> _Source passage_:
I tried also to use the "async_" option when calling the method export_to_path_on_host in /usr/lib64/python2.7/site-packages/ovirtsdk4/services.py but it seems it doesn't change the behaviour... While it is not clear to me the other option "storage_domain", described as: `storage_domain`:: The (export) storage domain to export the virtual machine to. Does this mean that I can export as ova to an export domain in any way? Or is it meant to be a (file based) data domain as an alternative?

> _Exercises to complete_:
A - Answer these questions using the post on exporting to OVA:
(i) Which option did the writer try when calling the method export_to_path_on_host?
(ii) In which file is that method found?
(iii) How is the option "storage_domain" described?
B - Translate this sentence from the post on exporting to OVA into Spanish: "Does this mean that I can export as ova to an export domain in any way?"
C - Reproduce the part of the post on exporting to OVA from "I tried also" up to and including "as an alternative?".

> _Records provided_:
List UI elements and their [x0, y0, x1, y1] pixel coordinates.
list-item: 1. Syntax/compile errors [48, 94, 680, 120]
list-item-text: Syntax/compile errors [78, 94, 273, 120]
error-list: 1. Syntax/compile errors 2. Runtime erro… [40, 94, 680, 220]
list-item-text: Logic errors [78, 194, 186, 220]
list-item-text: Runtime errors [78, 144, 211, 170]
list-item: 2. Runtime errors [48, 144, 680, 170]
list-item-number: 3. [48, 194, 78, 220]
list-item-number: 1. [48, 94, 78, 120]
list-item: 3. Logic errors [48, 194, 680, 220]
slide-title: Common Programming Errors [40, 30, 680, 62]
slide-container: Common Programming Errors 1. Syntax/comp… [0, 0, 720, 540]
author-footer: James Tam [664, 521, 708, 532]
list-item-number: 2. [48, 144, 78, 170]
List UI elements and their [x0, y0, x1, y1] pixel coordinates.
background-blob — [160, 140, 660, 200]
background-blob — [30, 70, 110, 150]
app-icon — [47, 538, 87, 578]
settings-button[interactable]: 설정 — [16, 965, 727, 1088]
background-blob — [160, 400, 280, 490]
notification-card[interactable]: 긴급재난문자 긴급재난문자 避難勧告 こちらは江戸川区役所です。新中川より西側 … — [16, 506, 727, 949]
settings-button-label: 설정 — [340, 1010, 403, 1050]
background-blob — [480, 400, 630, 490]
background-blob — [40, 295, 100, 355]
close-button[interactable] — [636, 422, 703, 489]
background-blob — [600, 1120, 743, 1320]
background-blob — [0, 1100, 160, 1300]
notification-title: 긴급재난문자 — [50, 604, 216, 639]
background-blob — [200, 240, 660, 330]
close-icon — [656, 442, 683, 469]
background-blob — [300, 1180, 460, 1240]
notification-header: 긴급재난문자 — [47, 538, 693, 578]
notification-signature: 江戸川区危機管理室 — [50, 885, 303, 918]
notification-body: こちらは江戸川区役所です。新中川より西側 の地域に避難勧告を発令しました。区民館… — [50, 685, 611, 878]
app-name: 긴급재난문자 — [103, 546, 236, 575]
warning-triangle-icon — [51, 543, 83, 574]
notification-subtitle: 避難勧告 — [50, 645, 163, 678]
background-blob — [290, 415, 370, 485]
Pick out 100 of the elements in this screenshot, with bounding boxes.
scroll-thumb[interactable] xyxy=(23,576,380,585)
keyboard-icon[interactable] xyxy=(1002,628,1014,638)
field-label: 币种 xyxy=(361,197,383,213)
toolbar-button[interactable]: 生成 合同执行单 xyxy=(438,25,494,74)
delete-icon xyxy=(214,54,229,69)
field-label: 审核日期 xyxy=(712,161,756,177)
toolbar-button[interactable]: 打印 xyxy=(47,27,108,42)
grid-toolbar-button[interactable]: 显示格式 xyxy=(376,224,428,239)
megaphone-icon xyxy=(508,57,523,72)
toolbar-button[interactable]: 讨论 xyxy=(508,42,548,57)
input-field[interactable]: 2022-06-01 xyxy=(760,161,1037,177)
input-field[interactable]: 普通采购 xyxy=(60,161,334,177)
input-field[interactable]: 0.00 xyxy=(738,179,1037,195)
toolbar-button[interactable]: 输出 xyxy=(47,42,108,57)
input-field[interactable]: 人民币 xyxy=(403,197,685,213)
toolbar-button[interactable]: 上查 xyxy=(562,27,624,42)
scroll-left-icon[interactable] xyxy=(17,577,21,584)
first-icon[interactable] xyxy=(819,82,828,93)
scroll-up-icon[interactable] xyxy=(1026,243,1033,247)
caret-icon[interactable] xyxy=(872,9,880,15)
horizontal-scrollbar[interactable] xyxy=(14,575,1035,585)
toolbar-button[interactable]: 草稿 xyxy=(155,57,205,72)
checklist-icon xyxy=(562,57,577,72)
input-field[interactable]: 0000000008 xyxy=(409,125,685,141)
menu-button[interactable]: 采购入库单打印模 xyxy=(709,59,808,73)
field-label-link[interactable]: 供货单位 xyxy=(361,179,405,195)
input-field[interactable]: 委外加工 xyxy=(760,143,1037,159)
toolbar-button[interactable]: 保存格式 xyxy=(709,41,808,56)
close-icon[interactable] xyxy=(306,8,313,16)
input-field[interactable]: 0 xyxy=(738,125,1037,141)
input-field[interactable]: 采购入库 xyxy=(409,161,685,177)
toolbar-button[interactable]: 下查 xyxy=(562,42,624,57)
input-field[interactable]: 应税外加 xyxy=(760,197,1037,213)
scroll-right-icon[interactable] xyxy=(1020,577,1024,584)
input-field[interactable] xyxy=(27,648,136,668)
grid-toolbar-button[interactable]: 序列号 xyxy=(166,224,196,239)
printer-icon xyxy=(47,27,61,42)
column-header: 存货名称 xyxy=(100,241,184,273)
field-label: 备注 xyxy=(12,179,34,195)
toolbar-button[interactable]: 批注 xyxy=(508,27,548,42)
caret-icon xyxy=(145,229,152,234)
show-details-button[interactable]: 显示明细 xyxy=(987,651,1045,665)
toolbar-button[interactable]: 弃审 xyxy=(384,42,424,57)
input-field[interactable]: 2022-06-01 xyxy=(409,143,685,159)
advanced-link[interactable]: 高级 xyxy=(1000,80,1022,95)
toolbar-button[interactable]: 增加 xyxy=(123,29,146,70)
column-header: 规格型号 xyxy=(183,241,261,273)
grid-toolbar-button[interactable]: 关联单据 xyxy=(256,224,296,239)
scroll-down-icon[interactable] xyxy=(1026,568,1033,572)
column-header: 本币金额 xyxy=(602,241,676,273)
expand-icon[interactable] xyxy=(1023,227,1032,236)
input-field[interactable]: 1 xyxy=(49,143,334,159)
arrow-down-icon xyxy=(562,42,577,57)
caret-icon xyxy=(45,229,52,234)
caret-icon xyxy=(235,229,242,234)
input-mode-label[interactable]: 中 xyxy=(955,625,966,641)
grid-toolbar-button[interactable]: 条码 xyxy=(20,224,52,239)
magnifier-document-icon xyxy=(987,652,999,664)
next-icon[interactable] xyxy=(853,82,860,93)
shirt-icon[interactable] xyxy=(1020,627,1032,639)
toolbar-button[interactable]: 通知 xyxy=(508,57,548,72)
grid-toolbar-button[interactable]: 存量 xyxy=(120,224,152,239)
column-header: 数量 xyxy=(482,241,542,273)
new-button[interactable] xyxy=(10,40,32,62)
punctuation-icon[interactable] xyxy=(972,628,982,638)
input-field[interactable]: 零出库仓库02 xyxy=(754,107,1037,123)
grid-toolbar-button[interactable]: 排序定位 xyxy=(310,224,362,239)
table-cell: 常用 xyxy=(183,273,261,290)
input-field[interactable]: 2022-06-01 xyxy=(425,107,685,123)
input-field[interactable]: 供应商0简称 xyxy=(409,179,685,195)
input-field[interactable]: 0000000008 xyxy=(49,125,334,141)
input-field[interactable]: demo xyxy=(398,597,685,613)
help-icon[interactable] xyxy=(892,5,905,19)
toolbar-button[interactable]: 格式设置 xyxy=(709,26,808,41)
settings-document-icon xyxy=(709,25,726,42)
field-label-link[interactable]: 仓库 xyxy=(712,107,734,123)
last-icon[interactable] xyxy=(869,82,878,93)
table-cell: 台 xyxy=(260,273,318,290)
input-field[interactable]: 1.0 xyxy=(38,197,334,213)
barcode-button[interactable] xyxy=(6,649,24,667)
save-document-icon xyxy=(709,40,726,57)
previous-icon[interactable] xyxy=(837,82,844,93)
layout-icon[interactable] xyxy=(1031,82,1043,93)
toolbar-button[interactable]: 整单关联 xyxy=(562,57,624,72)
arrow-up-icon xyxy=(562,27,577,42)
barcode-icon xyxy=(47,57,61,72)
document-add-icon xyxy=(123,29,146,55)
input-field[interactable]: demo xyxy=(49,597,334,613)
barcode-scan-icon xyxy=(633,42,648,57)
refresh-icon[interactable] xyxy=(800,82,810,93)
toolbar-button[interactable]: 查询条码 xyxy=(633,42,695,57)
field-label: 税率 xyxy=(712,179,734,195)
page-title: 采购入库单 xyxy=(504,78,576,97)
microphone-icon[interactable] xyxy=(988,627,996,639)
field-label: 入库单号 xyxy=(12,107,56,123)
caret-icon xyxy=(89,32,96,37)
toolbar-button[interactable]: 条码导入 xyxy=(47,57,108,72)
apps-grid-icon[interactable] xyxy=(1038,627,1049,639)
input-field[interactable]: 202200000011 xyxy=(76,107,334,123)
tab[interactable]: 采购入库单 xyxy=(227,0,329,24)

> _Answers to the problems_:
A -
(i) The "async_" option.
(ii) /usr/lib64/python2.7/site-packages/ovirtsdk4/services.py
(iii) As "The (export) storage domain to export the virtual machine to."

B - ¿Significa esto que puedo exportar como ova a un dominio de exportación de alguna manera?

C -
I tried also to use the "async_" option when calling the method export_to_path_on_host in /usr/lib64/python2.7/site-packages/ovirtsdk4/services.py but it seems it doesn't change the behaviour... While it is not clear to me the other option "storage_domain", described as: `storage_domain`:: The (export) storage domain to export the virtual machine to. Does this mean that I can export as ova to an export domain in any way? Or is it meant to be a (file based) data domain as an alternative?